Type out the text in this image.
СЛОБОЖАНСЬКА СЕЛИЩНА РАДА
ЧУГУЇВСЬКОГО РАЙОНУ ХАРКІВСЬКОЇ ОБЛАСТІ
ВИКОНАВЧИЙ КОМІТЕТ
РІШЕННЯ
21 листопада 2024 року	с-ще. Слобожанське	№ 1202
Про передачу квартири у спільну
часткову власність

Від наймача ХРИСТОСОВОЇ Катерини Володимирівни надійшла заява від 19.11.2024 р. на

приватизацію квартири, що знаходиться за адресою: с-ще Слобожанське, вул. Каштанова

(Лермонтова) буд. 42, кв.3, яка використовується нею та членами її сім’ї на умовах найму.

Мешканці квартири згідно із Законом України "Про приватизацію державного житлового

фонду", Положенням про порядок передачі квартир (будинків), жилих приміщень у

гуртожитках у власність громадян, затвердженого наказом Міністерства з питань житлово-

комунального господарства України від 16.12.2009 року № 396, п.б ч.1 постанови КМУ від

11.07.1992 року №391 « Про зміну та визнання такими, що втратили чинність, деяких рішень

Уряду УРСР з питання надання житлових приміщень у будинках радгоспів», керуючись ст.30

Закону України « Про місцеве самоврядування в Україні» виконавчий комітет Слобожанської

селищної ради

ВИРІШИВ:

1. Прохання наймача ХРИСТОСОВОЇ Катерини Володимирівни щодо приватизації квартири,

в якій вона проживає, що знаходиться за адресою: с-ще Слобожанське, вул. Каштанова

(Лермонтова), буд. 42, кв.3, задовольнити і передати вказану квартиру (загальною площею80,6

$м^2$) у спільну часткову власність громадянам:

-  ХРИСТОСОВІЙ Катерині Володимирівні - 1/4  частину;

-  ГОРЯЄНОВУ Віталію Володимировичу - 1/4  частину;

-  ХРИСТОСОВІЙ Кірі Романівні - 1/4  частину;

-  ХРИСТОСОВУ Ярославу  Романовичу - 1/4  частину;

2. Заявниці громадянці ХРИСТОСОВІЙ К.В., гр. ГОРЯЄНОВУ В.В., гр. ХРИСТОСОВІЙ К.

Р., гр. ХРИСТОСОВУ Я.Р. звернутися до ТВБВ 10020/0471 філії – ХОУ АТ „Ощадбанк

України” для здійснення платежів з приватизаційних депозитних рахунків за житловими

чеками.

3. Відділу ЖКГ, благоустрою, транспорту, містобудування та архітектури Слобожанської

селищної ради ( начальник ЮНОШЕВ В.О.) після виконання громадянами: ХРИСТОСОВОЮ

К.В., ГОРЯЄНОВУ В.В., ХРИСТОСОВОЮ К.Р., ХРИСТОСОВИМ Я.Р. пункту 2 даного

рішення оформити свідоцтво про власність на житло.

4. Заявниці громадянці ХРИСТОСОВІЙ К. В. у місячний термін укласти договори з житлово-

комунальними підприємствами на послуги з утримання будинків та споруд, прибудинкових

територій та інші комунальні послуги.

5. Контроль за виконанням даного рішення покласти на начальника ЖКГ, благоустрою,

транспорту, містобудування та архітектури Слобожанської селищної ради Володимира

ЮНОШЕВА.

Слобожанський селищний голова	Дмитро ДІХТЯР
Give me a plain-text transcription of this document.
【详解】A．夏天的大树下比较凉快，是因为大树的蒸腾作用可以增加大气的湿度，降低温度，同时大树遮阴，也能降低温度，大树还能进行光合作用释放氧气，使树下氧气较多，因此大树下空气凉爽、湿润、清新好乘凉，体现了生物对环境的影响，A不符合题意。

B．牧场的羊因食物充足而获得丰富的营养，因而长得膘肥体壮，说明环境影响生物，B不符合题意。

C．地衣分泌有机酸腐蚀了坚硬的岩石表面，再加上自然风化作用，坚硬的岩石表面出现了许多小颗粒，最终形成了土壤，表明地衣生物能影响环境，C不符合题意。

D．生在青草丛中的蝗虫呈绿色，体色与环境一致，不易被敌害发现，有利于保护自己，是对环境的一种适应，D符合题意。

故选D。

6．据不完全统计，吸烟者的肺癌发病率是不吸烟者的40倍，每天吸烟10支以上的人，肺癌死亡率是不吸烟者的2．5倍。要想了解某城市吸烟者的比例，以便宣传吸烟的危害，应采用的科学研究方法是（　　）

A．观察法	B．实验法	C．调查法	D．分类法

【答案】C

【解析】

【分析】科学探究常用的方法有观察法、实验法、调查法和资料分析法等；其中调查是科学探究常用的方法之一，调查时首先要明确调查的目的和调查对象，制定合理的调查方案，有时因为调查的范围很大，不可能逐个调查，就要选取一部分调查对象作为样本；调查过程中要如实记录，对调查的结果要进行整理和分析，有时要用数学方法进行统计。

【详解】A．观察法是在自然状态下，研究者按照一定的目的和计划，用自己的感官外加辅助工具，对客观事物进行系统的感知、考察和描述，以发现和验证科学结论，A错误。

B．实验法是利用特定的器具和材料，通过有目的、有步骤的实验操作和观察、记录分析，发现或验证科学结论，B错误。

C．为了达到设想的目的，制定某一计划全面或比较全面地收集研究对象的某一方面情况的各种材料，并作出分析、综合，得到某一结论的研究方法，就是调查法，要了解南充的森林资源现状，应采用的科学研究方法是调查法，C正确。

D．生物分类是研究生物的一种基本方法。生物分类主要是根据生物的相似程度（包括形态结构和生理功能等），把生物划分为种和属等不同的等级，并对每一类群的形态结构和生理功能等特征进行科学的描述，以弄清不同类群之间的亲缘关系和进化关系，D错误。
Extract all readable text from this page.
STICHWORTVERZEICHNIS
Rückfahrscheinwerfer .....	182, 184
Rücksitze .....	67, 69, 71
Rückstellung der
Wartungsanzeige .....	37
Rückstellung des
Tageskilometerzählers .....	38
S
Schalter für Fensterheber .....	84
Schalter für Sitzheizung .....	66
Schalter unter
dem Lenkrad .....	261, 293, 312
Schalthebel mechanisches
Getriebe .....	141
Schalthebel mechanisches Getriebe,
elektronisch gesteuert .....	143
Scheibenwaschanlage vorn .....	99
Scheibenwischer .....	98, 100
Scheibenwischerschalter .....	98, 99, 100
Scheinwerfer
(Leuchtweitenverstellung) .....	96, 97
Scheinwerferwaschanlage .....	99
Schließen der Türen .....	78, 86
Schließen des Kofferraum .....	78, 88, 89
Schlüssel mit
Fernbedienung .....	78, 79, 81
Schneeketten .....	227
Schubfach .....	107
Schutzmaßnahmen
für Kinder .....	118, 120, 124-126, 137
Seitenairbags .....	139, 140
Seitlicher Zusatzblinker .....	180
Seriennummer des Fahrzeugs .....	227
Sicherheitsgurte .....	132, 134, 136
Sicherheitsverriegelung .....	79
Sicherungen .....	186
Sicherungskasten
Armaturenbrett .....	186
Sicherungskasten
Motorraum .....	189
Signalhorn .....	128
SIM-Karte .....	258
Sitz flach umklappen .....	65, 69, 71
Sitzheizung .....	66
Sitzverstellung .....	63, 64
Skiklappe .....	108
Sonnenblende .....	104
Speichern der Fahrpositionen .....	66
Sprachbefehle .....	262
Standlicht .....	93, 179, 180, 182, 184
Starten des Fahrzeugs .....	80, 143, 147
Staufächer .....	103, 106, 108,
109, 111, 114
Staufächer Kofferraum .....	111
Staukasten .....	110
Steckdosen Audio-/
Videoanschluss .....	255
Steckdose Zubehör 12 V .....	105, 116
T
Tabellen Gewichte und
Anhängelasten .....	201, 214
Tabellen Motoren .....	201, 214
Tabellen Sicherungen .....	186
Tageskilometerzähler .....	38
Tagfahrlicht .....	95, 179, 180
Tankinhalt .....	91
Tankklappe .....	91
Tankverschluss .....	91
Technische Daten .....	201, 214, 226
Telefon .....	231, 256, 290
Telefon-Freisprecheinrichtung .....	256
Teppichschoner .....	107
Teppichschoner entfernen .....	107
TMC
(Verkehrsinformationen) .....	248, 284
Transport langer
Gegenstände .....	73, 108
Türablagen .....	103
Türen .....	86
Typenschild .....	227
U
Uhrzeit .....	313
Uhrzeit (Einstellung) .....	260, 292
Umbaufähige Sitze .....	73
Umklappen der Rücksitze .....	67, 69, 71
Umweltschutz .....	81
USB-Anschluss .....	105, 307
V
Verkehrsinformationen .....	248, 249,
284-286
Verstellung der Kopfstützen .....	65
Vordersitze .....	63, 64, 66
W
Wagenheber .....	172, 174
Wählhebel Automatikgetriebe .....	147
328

WRITTEN PROBLEM:
Check each line above for the string "Teppichschoner" and show the ones that have it.

EXERCISE RESULT:
Teppichschoner .....	107
Teppichschoner entfernen .....	107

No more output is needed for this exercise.